- EXERCISE BRIEF: Pull out all lines from the listing below in which the word "complaint" appears.

- ENTRIES PROVIDED:
........

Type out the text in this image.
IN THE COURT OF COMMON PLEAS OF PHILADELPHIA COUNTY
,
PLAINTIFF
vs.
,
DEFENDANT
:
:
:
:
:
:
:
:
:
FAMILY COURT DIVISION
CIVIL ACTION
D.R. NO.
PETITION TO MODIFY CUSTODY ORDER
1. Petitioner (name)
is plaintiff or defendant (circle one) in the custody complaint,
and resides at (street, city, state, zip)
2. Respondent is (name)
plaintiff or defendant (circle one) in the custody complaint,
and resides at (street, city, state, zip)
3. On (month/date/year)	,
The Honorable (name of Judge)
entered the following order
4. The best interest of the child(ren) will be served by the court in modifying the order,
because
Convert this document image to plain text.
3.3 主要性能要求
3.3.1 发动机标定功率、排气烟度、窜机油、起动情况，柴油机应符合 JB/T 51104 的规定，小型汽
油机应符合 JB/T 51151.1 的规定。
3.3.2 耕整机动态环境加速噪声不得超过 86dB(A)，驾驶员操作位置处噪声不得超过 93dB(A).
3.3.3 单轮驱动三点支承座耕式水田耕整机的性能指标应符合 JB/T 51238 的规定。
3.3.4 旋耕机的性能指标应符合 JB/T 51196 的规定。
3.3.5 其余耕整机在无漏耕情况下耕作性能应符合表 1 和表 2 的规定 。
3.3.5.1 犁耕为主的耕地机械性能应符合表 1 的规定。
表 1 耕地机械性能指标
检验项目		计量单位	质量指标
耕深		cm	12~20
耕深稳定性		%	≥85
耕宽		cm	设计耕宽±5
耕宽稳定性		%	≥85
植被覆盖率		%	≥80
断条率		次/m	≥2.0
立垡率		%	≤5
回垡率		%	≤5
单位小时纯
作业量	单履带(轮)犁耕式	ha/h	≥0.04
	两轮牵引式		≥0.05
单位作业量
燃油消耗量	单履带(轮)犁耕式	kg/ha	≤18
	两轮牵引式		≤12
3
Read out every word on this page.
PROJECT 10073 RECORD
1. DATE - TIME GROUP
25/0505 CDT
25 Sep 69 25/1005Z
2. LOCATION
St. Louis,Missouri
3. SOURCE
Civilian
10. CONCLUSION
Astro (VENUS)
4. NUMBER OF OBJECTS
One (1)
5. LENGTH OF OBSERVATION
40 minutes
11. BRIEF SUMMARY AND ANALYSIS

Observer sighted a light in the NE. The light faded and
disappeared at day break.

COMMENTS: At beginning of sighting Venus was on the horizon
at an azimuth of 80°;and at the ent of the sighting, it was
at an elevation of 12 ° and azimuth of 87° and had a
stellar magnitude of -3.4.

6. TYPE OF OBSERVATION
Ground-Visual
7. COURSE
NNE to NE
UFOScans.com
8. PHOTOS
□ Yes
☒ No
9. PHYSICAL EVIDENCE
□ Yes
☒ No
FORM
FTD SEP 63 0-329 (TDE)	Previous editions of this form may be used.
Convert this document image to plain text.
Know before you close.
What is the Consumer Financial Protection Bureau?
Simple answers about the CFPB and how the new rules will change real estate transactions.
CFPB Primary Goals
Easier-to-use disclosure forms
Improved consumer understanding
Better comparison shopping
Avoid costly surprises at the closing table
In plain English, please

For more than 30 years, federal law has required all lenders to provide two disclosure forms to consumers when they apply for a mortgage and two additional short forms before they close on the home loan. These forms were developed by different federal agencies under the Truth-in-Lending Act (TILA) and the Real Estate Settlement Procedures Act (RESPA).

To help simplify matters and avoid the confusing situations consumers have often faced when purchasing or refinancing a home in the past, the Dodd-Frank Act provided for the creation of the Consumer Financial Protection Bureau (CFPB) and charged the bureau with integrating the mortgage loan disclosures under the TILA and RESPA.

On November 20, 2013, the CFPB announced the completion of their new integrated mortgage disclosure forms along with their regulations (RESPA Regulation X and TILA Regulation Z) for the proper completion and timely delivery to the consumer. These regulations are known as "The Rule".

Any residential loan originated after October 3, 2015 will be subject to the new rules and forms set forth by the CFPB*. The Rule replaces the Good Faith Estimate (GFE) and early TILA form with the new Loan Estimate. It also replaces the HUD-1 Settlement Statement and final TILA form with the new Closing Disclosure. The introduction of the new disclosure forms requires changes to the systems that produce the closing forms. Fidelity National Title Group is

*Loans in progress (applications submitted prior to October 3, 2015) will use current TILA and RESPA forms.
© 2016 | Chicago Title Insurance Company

........

- WORKED ANSWER:
is plaintiff or defendant (circle one) in the custody complaint,
plaintiff or defendant (circle one) in the custody complaint,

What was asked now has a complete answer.